━━ LISTING
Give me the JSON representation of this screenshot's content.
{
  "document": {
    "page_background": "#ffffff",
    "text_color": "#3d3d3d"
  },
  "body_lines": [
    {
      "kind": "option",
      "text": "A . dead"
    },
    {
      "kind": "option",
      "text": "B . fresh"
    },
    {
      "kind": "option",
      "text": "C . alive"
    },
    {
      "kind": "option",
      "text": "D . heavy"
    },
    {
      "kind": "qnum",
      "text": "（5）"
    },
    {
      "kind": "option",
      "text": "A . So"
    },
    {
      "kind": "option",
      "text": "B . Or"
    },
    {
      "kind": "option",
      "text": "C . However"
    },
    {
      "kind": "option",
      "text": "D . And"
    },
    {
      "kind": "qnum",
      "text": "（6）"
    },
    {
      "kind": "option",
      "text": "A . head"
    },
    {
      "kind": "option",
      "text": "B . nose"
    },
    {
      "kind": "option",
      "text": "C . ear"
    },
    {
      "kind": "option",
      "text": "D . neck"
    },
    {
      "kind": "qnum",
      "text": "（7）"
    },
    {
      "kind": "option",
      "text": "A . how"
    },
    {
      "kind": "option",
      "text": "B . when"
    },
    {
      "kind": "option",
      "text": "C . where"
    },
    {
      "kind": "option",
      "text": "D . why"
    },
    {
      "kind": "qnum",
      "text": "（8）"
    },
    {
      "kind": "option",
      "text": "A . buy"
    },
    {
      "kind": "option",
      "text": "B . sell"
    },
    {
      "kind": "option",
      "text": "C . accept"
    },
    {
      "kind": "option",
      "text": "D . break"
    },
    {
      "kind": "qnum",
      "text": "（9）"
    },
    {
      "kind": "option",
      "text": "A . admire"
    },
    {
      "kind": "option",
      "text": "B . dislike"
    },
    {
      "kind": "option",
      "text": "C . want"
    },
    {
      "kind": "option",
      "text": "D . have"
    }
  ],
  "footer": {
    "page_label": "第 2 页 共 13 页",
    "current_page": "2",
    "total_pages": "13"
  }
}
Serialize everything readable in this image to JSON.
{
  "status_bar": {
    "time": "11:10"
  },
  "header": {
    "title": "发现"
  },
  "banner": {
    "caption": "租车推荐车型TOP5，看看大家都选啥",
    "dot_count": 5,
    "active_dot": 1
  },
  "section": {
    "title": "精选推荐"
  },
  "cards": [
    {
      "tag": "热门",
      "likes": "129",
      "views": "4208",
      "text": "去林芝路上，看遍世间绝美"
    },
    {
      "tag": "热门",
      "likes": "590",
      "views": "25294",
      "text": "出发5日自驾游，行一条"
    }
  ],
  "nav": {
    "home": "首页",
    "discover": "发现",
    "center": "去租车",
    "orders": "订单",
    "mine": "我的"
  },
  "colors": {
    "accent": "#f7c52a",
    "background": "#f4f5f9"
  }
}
━━━━
• **GIVEN PROBLEM**: Write every record out again, unaltered.

• **OUTPUT OF THE EXERCISE**:
Give me the JSON representation of this screenshot's content.
{
  "document": {
    "page_background": "#ffffff",
    "text_color": "#3d3d3d"
  },
  "body_lines": [
    {
      "kind": "option",
      "text": "A . dead"
    },
    {
      "kind": "option",
      "text": "B . fresh"
    },
    {
      "kind": "option",
      "text": "C . alive"
    },
    {
      "kind": "option",
      "text": "D . heavy"
    },
    {
      "kind": "qnum",
      "text": "（5）"
    },
    {
      "kind": "option",
      "text": "A . So"
    },
    {
      "kind": "option",
      "text": "B . Or"
    },
    {
      "kind": "option",
      "text": "C . However"
    },
    {
      "kind": "option",
      "text": "D . And"
    },
    {
      "kind": "qnum",
      "text": "（6）"
    },
    {
      "kind": "option",
      "text": "A . head"
    },
    {
      "kind": "option",
      "text": "B . nose"
    },
    {
      "kind": "option",
      "text": "C . ear"
    },
    {
      "kind": "option",
      "text": "D . neck"
    },
    {
      "kind": "qnum",
      "text": "（7）"
    },
    {
      "kind": "option",
      "text": "A . how"
    },
    {
      "kind": "option",
      "text": "B . when"
    },
    {
      "kind": "option",
      "text": "C . where"
    },
    {
      "kind": "option",
      "text": "D . why"
    },
    {
      "kind": "qnum",
      "text": "（8）"
    },
    {
      "kind": "option",
      "text": "A . buy"
    },
    {
      "kind": "option",
      "text": "B . sell"
    },
    {
      "kind": "option",
      "text": "C . accept"
    },
    {
      "kind": "option",
      "text": "D . break"
    },
    {
      "kind": "qnum",
      "text": "（9）"
    },
    {
      "kind": "option",
      "text": "A . admire"
    },
    {
      "kind": "option",
      "text": "B . dislike"
    },
    {
      "kind": "option",
      "text": "C . want"
    },
    {
      "kind": "option",
      "text": "D . have"
    }
  ],
  "footer": {
    "page_label": "第 2 页 共 13 页",
    "current_page": "2",
    "total_pages": "13"
  }
}
Serialize everything readable in this image to JSON.
{
  "status_bar": {
    "time": "11:10"
  },
  "header": {
    "title": "发现"
  },
  "banner": {
    "caption": "租车推荐车型TOP5，看看大家都选啥",
    "dot_count": 5,
    "active_dot": 1
  },
  "section": {
    "title": "精选推荐"
  },
  "cards": [
    {
      "tag": "热门",
      "likes": "129",
      "views": "4208",
      "text": "去林芝路上，看遍世间绝美"
    },
    {
      "tag": "热门",
      "likes": "590",
      "views": "25294",
      "text": "出发5日自驾游，行一条"
    }
  ],
  "nav": {
    "home": "首页",
    "discover": "发现",
    "center": "去租车",
    "orders": "订单",
    "mine": "我的"
  },
  "colors": {
    "accent": "#f7c52a",
    "background": "#f4f5f9"
  }
}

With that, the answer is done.